Saved entries
★ ★ ★ ★ ★ ★ ★
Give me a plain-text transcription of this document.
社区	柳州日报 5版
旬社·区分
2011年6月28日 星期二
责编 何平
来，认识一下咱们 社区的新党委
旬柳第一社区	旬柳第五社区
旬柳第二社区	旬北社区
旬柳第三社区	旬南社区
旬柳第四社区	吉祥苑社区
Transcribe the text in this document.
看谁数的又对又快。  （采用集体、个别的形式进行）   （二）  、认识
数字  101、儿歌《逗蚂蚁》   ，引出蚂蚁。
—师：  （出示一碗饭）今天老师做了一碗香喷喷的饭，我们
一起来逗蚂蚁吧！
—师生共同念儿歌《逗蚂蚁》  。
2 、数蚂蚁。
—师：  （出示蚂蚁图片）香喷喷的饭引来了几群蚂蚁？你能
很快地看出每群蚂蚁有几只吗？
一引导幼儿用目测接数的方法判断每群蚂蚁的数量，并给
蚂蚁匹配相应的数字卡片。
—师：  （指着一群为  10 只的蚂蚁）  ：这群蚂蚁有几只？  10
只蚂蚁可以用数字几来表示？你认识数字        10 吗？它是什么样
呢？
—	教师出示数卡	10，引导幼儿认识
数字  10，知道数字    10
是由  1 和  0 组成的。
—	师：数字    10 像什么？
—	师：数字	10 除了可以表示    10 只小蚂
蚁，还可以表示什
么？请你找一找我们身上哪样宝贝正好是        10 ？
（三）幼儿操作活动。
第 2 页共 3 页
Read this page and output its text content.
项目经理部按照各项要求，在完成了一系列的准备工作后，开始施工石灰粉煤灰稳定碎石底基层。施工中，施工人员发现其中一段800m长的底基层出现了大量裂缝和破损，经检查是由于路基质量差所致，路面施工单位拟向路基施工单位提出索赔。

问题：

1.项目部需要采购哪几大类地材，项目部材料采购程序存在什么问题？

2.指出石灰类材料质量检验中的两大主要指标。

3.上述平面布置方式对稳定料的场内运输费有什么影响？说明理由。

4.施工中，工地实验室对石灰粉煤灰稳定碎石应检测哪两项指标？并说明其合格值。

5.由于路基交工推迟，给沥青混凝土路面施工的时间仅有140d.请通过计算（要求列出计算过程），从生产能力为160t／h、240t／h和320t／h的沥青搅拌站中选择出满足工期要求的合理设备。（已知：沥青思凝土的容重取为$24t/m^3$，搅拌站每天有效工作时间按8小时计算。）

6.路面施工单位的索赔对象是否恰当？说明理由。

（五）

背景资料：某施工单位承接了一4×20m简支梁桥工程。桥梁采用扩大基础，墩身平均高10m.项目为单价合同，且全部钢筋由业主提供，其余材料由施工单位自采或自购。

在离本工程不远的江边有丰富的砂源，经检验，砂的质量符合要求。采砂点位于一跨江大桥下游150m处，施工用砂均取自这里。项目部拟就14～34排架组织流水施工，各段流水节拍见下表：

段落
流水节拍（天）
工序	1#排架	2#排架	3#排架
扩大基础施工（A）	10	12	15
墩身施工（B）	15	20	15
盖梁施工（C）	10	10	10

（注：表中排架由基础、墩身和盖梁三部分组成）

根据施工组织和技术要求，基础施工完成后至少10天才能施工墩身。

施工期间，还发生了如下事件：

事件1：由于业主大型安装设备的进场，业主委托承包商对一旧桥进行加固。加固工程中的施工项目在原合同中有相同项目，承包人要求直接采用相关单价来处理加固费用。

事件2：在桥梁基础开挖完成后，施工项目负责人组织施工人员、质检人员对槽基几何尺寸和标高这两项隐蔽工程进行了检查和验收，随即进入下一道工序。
★ ★ ★ ★ ★ ★ ★
◆ **PROBLEM**:
Please reproduce each line exactly as written.

◆ **TASK OUTPUT**:
Give me a plain-text transcription of this document.
社区	柳州日报 5版
旬社·区分
2011年6月28日 星期二
责编 何平
来，认识一下咱们 社区的新党委
旬柳第一社区	旬柳第五社区
旬柳第二社区	旬北社区
旬柳第三社区	旬南社区
旬柳第四社区	吉祥苑社区
Transcribe the text in this document.
看谁数的又对又快。  （采用集体、个别的形式进行）   （二）  、认识
数字  101、儿歌《逗蚂蚁》   ，引出蚂蚁。
—师：  （出示一碗饭）今天老师做了一碗香喷喷的饭，我们
一起来逗蚂蚁吧！
—师生共同念儿歌《逗蚂蚁》  。
2 、数蚂蚁。
—师：  （出示蚂蚁图片）香喷喷的饭引来了几群蚂蚁？你能
很快地看出每群蚂蚁有几只吗？
一引导幼儿用目测接数的方法判断每群蚂蚁的数量，并给
蚂蚁匹配相应的数字卡片。
—师：  （指着一群为  10 只的蚂蚁）  ：这群蚂蚁有几只？  10
只蚂蚁可以用数字几来表示？你认识数字        10 吗？它是什么样
呢？
—	教师出示数卡	10，引导幼儿认识
数字  10，知道数字    10
是由  1 和  0 组成的。
—	师：数字    10 像什么？
—	师：数字	10 除了可以表示    10 只小蚂
蚁，还可以表示什
么？请你找一找我们身上哪样宝贝正好是        10 ？
（三）幼儿操作活动。
第 2 页共 3 页
Read this page and output its text content.
项目经理部按照各项要求，在完成了一系列的准备工作后，开始施工石灰粉煤灰稳定碎石底基层。施工中，施工人员发现其中一段800m长的底基层出现了大量裂缝和破损，经检查是由于路基质量差所致，路面施工单位拟向路基施工单位提出索赔。

问题：

1.项目部需要采购哪几大类地材，项目部材料采购程序存在什么问题？

2.指出石灰类材料质量检验中的两大主要指标。

3.上述平面布置方式对稳定料的场内运输费有什么影响？说明理由。

4.施工中，工地实验室对石灰粉煤灰稳定碎石应检测哪两项指标？并说明其合格值。

5.由于路基交工推迟，给沥青混凝土路面施工的时间仅有140d.请通过计算（要求列出计算过程），从生产能力为160t／h、240t／h和320t／h的沥青搅拌站中选择出满足工期要求的合理设备。（已知：沥青思凝土的容重取为$24t/m^3$，搅拌站每天有效工作时间按8小时计算。）

6.路面施工单位的索赔对象是否恰当？说明理由。

（五）

背景资料：某施工单位承接了一4×20m简支梁桥工程。桥梁采用扩大基础，墩身平均高10m.项目为单价合同，且全部钢筋由业主提供，其余材料由施工单位自采或自购。

在离本工程不远的江边有丰富的砂源，经检验，砂的质量符合要求。采砂点位于一跨江大桥下游150m处，施工用砂均取自这里。项目部拟就14～34排架组织流水施工，各段流水节拍见下表：

段落
流水节拍（天）
工序	1#排架	2#排架	3#排架
扩大基础施工（A）	10	12	15
墩身施工（B）	15	20	15
盖梁施工（C）	10	10	10

（注：表中排架由基础、墩身和盖梁三部分组成）

根据施工组织和技术要求，基础施工完成后至少10天才能施工墩身。

施工期间，还发生了如下事件：

事件1：由于业主大型安装设备的进场，业主委托承包商对一旧桥进行加固。加固工程中的施工项目在原合同中有相同项目，承包人要求直接采用相关单价来处理加固费用。

事件2：在桥梁基础开挖完成后，施工项目负责人组织施工人员、质检人员对槽基几何尺寸和标高这两项隐蔽工程进行了检查和验收，随即进入下一道工序。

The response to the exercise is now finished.